What to produce
Restate the full listing word for word and leave the pictures out.

Dataset records
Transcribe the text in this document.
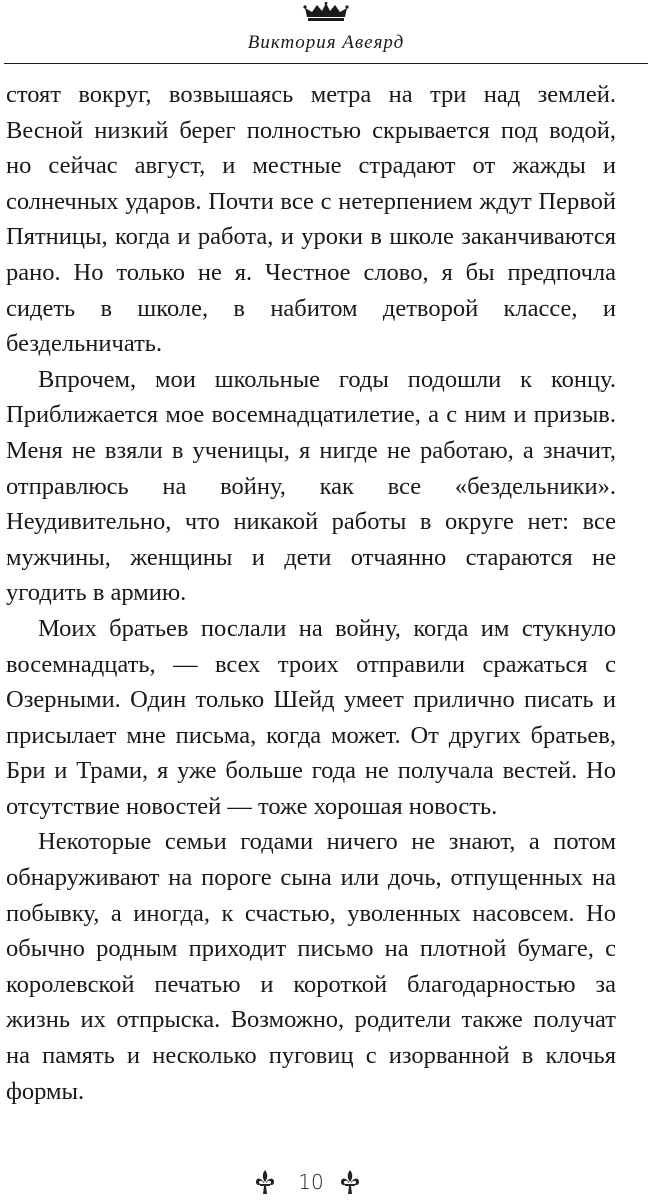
Виктория Авеярд

стоят вокруг, возвышаясь метра на три над землей. Весной низкий берег полностью скрывается под водой, но сейчас август, и местные страдают от жажды и солнечных ударов. Почти все с нетерпением ждут Первой Пятницы, когда и работа, и уроки в школе заканчиваются рано. Но только не я. Честное слово, я бы предпочла сидеть в школе, в набитом детворой классе, и бездельничать.

Впрочем, мои школьные годы подошли к концу. Приближается мое восемнадцатилетие, а с ним и призыв. Меня не взяли в ученицы, я нигде не работаю, а значит, отправлюсь на войну, как все «бездельники». Неудивительно, что никакой работы в округе нет: все мужчины, женщины и дети отчаянно стараются не угодить в армию.

Моих братьев послали на войну, когда им стукнуло восемнадцать, — всех троих отправили сражаться с Озерными. Один только Шейд умеет прилично писать и присылает мне письма, когда может. От других братьев, Бри и Трами, я уже больше года не получала вестей. Но отсутствие новостей — тоже хорошая новость.

Некоторые семьи годами ничего не знают, а потом обнаруживают на пороге сына или дочь, отпущенных на побывку, а иногда, к счастью, уволенных насовсем. Но обычно родным приходит письмо на плотной бумаге, с королевской печатью и короткой благодарностью за жизнь их отпрыска. Возможно, родители также получат на память и несколько пуговиц с изорванной в клочья формы.

10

Worked solution
Transcribe the text in this document.
Виктория Авеярд

стоят вокруг, возвышаясь метра на три над землей. Весной низкий берег полностью скрывается под водой, но сейчас август, и местные страдают от жажды и солнечных ударов. Почти все с нетерпением ждут Первой Пятницы, когда и работа, и уроки в школе заканчиваются рано. Но только не я. Честное слово, я бы предпочла сидеть в школе, в набитом детворой классе, и бездельничать.

Впрочем, мои школьные годы подошли к концу. Приближается мое восемнадцатилетие, а с ним и призыв. Меня не взяли в ученицы, я нигде не работаю, а значит, отправлюсь на войну, как все «бездельники». Неудивительно, что никакой работы в округе нет: все мужчины, женщины и дети отчаянно стараются не угодить в армию.

Моих братьев послали на войну, когда им стукнуло восемнадцать, — всех троих отправили сражаться с Озерными. Один только Шейд умеет прилично писать и присылает мне письма, когда может. От других братьев, Бри и Трами, я уже больше года не получала вестей. Но отсутствие новостей — тоже хорошая новость.

Некоторые семьи годами ничего не знают, а потом обнаруживают на пороге сына или дочь, отпущенных на побывку, а иногда, к счастью, уволенных насовсем. Но обычно родным приходит письмо на плотной бумаге, с королевской печатью и короткой благодарностью за жизнь их отпрыска. Возможно, родители также получат на память и несколько пуговиц с изорванной в клочья формы.

10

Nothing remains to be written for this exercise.